# Task statement
Each line of the data holding "hemoglobin" should be found and copied.

# Page text entries
------------------------

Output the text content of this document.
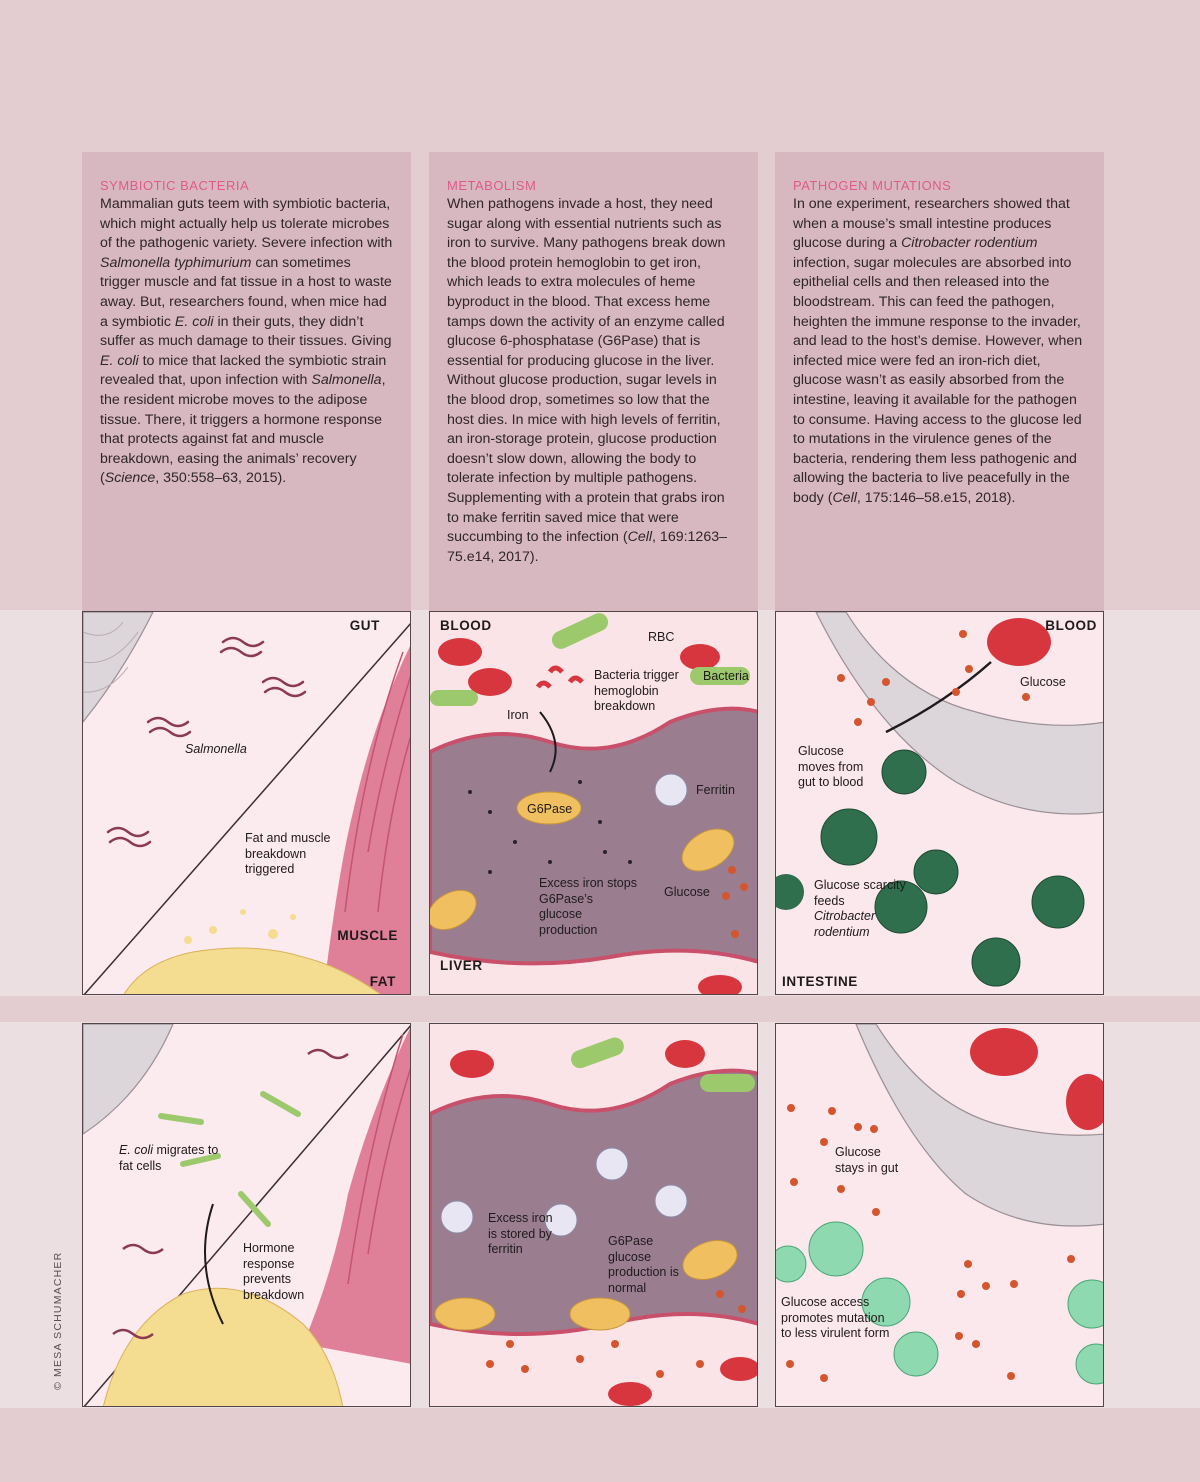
SYMBIOTIC BACTERIA

Mammalian guts teem with symbiotic bacteria, which might actually help us tolerate microbes of the pathogenic variety. Severe infection with Salmonella typhimurium can sometimes trigger muscle and fat tissue in a host to waste away. But, researchers found, when mice had a symbiotic E. coli in their guts, they didn’t suffer as much damage to their tissues. Giving E. coli to mice that lacked the symbiotic strain revealed that, upon infection with Salmonella, the resident microbe moves to the adipose tissue. There, it triggers a hormone response that protects against fat and muscle breakdown, easing the animals’ recovery (Science, 350:558–63, 2015).

METABOLISM

When pathogens invade a host, they need sugar along with essential nutrients such as iron to survive. Many pathogens break down the blood protein hemoglobin to get iron, which leads to extra molecules of heme byproduct in the blood. That excess heme tamps down the activity of an enzyme called glucose 6-phosphatase (G6Pase) that is essential for producing glucose in the liver. Without glucose production, sugar levels in the blood drop, sometimes so low that the host dies. In mice with high levels of ferritin, an iron-storage protein, glucose production doesn’t slow down, allowing the body to tolerate infection by multiple pathogens. Supplementing with a protein that grabs iron to make ferritin saved mice that were succumbing to the infection (Cell, 169:1263–75.e14, 2017).

PATHOGEN MUTATIONS

In one experiment, researchers showed that when a mouse’s small intestine produces glucose during a Citrobacter rodentium infection, sugar molecules are absorbed into epithelial cells and then released into the bloodstream. This can feed the pathogen, heighten the immune response to the invader, and lead to the host’s demise. However, when infected mice were fed an iron-rich diet, glucose wasn’t as easily absorbed from the intestine, leaving it available for the pathogen to consume. Having access to the glucose led to mutations in the virulence genes of the bacteria, rendering them less pathogenic and allowing the bacteria to live peacefully in the body (Cell, 175:146–58.e15, 2018).

GUT
Salmonella
Fat and muscle breakdown triggered
MUSCLE
FAT
BLOOD
RBC
Bacteria trigger hemoglobin breakdown
Bacteria
Iron
G6Pase
Ferritin
Excess iron stops G6Pase’s glucose production
Glucose
LIVER
BLOOD
Glucose
Glucose moves from gut to blood
Glucose scarcity feeds
Citrobacter rodentium
INTESTINE
E. coli migrates to fat cells
Hormone response prevents breakdown
Excess iron is stored by ferritin
G6Pase glucose production is normal
Glucose stays in gut
Glucose access promotes mutation to less virulent form
© MESA SCHUMACHER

------------------------

# Solved problem
When pathogens invade a host, they need sugar along with essential nutrients such as iron to survive. Many pathogens break down the blood protein hemoglobin to get iron, which leads to extra molecules of heme byproduct in the blood. That excess heme tamps down the activity of an enzyme called glucose 6-phosphatase (G6Pase) that is essential for producing glucose in the liver. Without glucose production, sugar levels in the blood drop, sometimes so low that the host dies. In mice with high levels of ferritin, an iron-storage protein, glucose production doesn’t slow down, allowing the body to tolerate infection by multiple pathogens. Supplementing with a protein that grabs iron to make ferritin saved mice that were succumbing to the infection (Cell, 169:1263–75.e14, 2017).
Bacteria trigger hemoglobin breakdown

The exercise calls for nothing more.